* [GIVEN PROBLEM]: Pull every line containing the word "axis" from the records.

* [RECORDS SHOWN]:

— Start —

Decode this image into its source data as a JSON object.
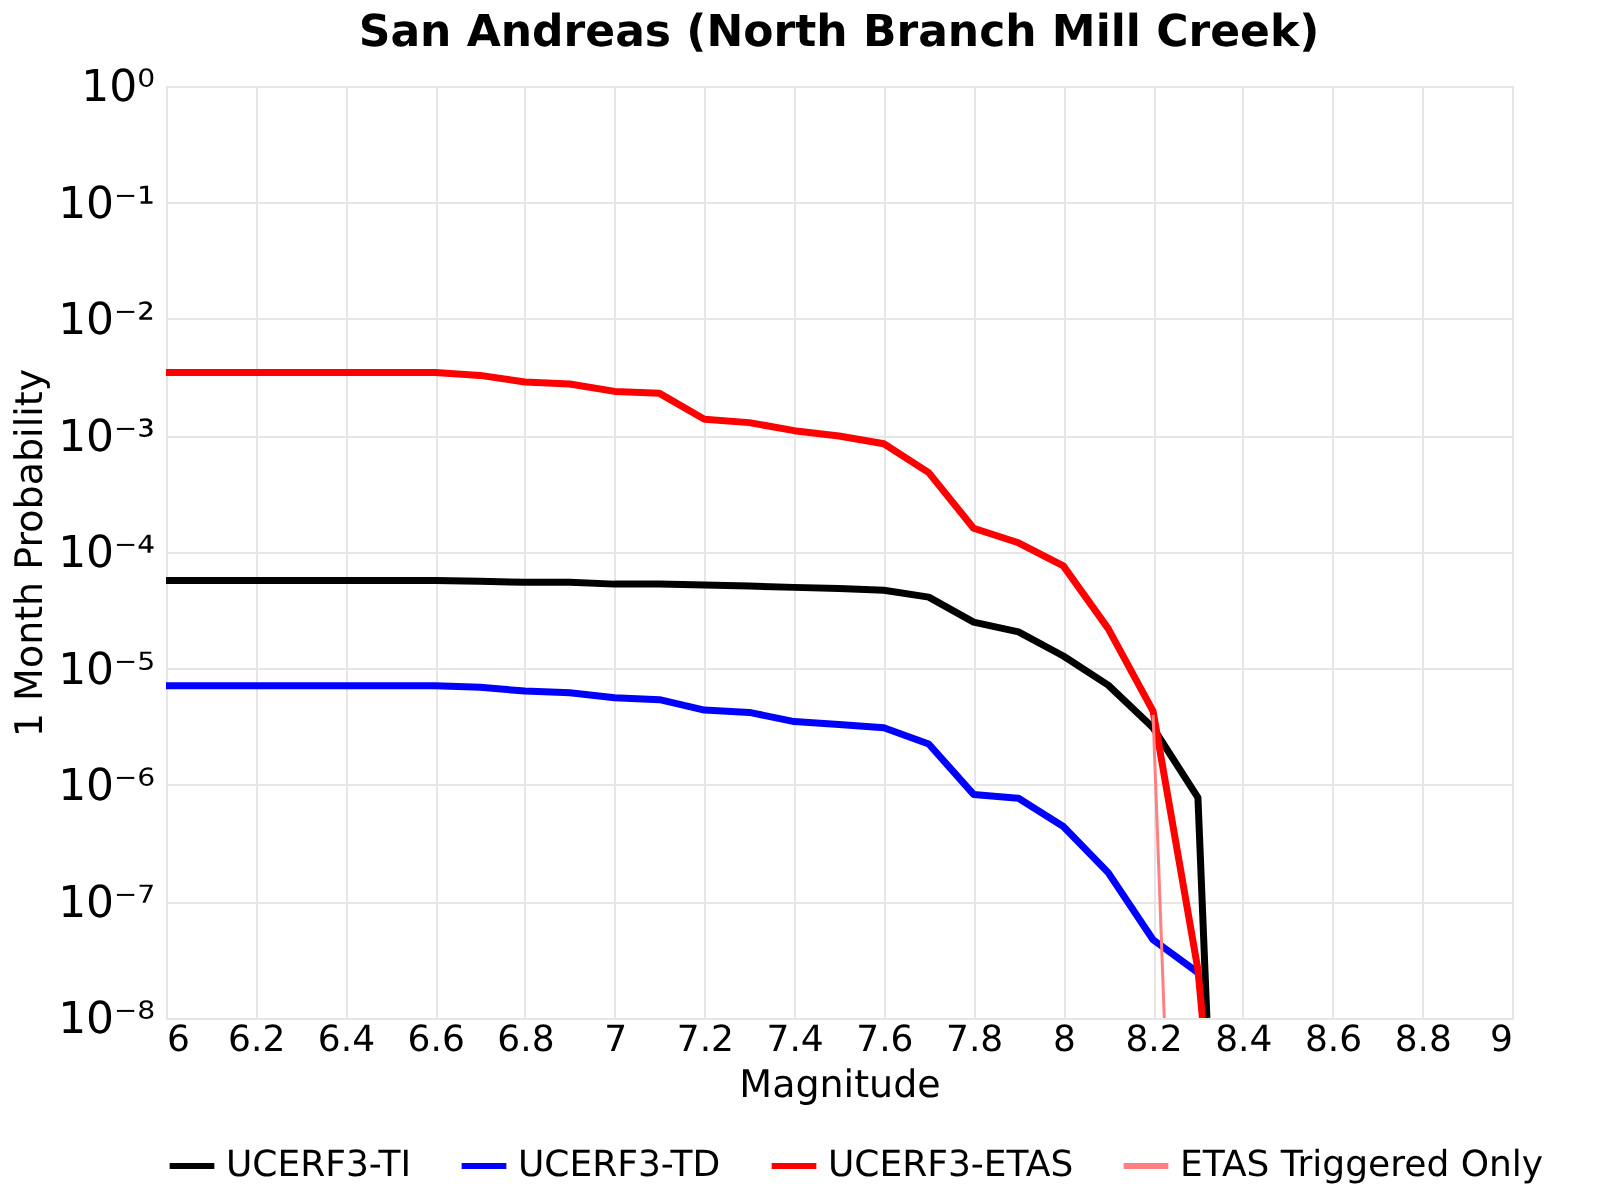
{
  "chart_data": {
    "type": "line",
    "title": "San Andreas (North Branch Mill Creek)",
    "xlabel": "Magnitude",
    "ylabel": "1 Month Probability",
    "log": "y",
    "grid": true,
    "legend": "bottom",
    "line_style": "solid",
    "marker": "none",
    "xlim": [
      6,
      9
    ],
    "xticks": [
      6,
      6.2,
      6.4,
      6.6,
      6.8,
      7,
      7.2,
      7.4,
      7.6,
      7.8,
      8,
      8.2,
      8.4,
      8.6,
      8.8,
      9
    ],
    "ylim": [
      1e-08,
      1
    ],
    "yticks": [
      {
        "value": 1e-08,
        "label": "10⁻⁸"
      },
      {
        "value": 1e-07,
        "label": "10⁻⁷"
      },
      {
        "value": 1e-06,
        "label": "10⁻⁶"
      },
      {
        "value": 1e-05,
        "label": "10⁻⁵"
      },
      {
        "value": 0.0001,
        "label": "10⁻⁴"
      },
      {
        "value": 0.001,
        "label": "10⁻³"
      },
      {
        "value": 0.01,
        "label": "10⁻²"
      },
      {
        "value": 0.1,
        "label": "10⁻¹"
      },
      {
        "value": 1,
        "label": "10⁰"
      }
    ],
    "series": [
      {
        "name": "UCERF3-TI",
        "color": "#000000",
        "x": [
          6.0,
          6.1,
          6.2,
          6.3,
          6.4,
          6.5,
          6.6,
          6.7,
          6.8,
          6.9,
          7.0,
          7.1,
          7.2,
          7.3,
          7.4,
          7.5,
          7.6,
          7.7,
          7.8,
          7.9,
          8.0,
          8.1,
          8.2,
          8.3,
          8.32
        ],
        "values": [
          5.7e-05,
          5.7e-05,
          5.7e-05,
          5.7e-05,
          5.7e-05,
          5.7e-05,
          5.7e-05,
          5.6e-05,
          5.5e-05,
          5.5e-05,
          5.3e-05,
          5.3e-05,
          5.2e-05,
          5.1e-05,
          4.97e-05,
          4.85e-05,
          4.7e-05,
          4.1e-05,
          2.5e-05,
          2.06e-05,
          1.28e-05,
          7.2e-06,
          3.1e-06,
          7.8e-07,
          1e-08
        ]
      },
      {
        "name": "UCERF3-TD",
        "color": "#0000ff",
        "x": [
          6.0,
          6.1,
          6.2,
          6.3,
          6.4,
          6.5,
          6.6,
          6.7,
          6.8,
          6.9,
          7.0,
          7.1,
          7.2,
          7.3,
          7.4,
          7.5,
          7.6,
          7.7,
          7.8,
          7.9,
          8.0,
          8.1,
          8.2,
          8.3
        ],
        "values": [
          7.1e-06,
          7.1e-06,
          7.1e-06,
          7.1e-06,
          7.1e-06,
          7.1e-06,
          7.1e-06,
          6.9e-06,
          6.4e-06,
          6.2e-06,
          5.6e-06,
          5.4e-06,
          4.4e-06,
          4.2e-06,
          3.5e-06,
          3.3e-06,
          3.1e-06,
          2.25e-06,
          8.3e-07,
          7.7e-07,
          4.4e-07,
          1.77e-07,
          4.7e-08,
          2.45e-08
        ]
      },
      {
        "name": "UCERF3-ETAS",
        "color": "#ff0000",
        "x": [
          6.0,
          6.1,
          6.2,
          6.3,
          6.4,
          6.5,
          6.6,
          6.7,
          6.8,
          6.9,
          7.0,
          7.1,
          7.2,
          7.3,
          7.4,
          7.5,
          7.6,
          7.7,
          7.8,
          7.9,
          8.0,
          8.1,
          8.2,
          8.3,
          8.31
        ],
        "values": [
          0.00347,
          0.00347,
          0.00347,
          0.00347,
          0.00347,
          0.00347,
          0.00347,
          0.00328,
          0.00288,
          0.00277,
          0.00239,
          0.0023,
          0.00138,
          0.00129,
          0.0011,
          0.00099,
          0.00085,
          0.00048,
          0.00016,
          0.00012,
          7.6e-05,
          2.2e-05,
          4.3e-06,
          2.6e-08,
          1e-08
        ]
      },
      {
        "name": "ETAS Triggered Only",
        "color": "#ff8080",
        "x": [
          8.2,
          8.225
        ],
        "values": [
          4e-06,
          1e-08
        ]
      }
    ]
  }
}
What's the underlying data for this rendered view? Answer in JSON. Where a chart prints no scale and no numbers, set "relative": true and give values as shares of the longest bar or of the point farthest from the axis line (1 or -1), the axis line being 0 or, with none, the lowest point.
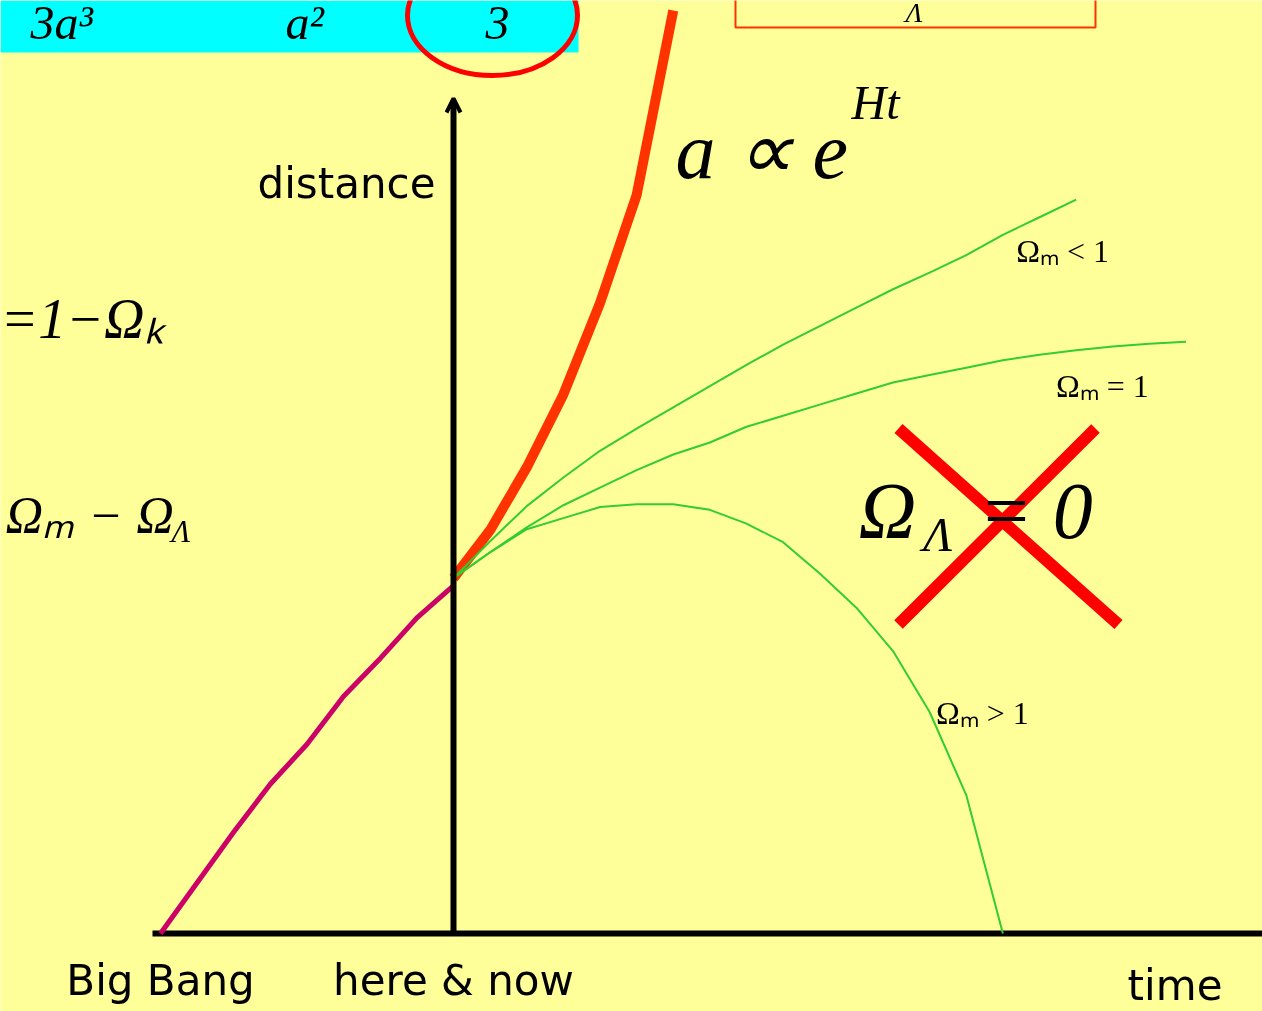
{
  "chart_data": {
    "type": "line",
    "relative": true,
    "xlabel": "time",
    "ylabel": "distance",
    "categories": [
      "Big Bang",
      null,
      null,
      null,
      null,
      null,
      null,
      null,
      "here & now",
      null,
      null,
      null,
      null,
      null,
      null,
      null,
      null,
      null,
      null,
      null,
      null,
      null,
      null,
      null,
      null,
      null,
      null,
      null,
      null,
      null,
      null
    ],
    "ref_lines": [
      {
        "axis": "x",
        "value": "here & now",
        "color": "#000000"
      }
    ],
    "series": [
      {
        "color": "#cc0066",
        "values": [
          0,
          0.055,
          0.11,
          0.162,
          0.205,
          0.257,
          0.298,
          0.342,
          0.377,
          null,
          null,
          null,
          null,
          null,
          null,
          null,
          null,
          null,
          null,
          null,
          null,
          null,
          null,
          null,
          null,
          null,
          null,
          null,
          null,
          null,
          null
        ]
      },
      {
        "color": "#ff3300",
        "values": [
          null,
          null,
          null,
          null,
          null,
          null,
          null,
          null,
          0.385,
          0.437,
          0.505,
          0.584,
          0.683,
          0.8,
          1.0,
          null,
          null,
          null,
          null,
          null,
          null,
          null,
          null,
          null,
          null,
          null,
          null,
          null,
          null,
          null,
          null
        ]
      },
      {
        "name": "Ωₘ < 1",
        "color": "#33cc33",
        "values": [
          null,
          null,
          null,
          null,
          null,
          null,
          null,
          null,
          0.385,
          0.425,
          0.463,
          0.494,
          0.523,
          0.547,
          0.57,
          0.593,
          0.616,
          0.638,
          0.658,
          0.678,
          0.698,
          0.716,
          0.735,
          0.757,
          0.776,
          0.795,
          null,
          null,
          null,
          null,
          null
        ]
      },
      {
        "name": "Ωₘ = 1",
        "color": "#33cc33",
        "values": [
          null,
          null,
          null,
          null,
          null,
          null,
          null,
          null,
          0.385,
          0.413,
          0.44,
          0.464,
          0.483,
          0.502,
          0.519,
          0.532,
          0.549,
          0.561,
          0.573,
          0.585,
          0.597,
          0.605,
          0.613,
          0.621,
          0.627,
          0.632,
          0.636,
          0.639,
          0.641,
          null,
          null
        ]
      },
      {
        "name": "Ωₘ > 1",
        "color": "#33cc33",
        "values": [
          null,
          null,
          null,
          null,
          null,
          null,
          null,
          null,
          0.385,
          0.413,
          0.438,
          0.45,
          0.462,
          0.465,
          0.465,
          0.459,
          0.444,
          0.424,
          0.39,
          0.353,
          0.306,
          0.24,
          0.15,
          0,
          null,
          null,
          null,
          null,
          null,
          null,
          null
        ]
      }
    ],
    "annotations": [
      "3a³",
      "a²",
      "3",
      "Λ",
      "a ∝ e$^{Ht}$",
      "=1−Ωₖ",
      "Ωₘ − Ω$_{Λ}$",
      "Ω$_{Λ}$ = 0"
    ]
  }
}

— End —

* [ANSWER TO THE TASK]:
What's the underlying data for this rendered view? Answer in JSON. Where a chart prints no scale and no numbers, set "relative": true and give values as shares of the longest bar or of the point farthest from the axis line (1 or -1), the axis line being 0 or, with none, the lowest point.
        "axis": "x",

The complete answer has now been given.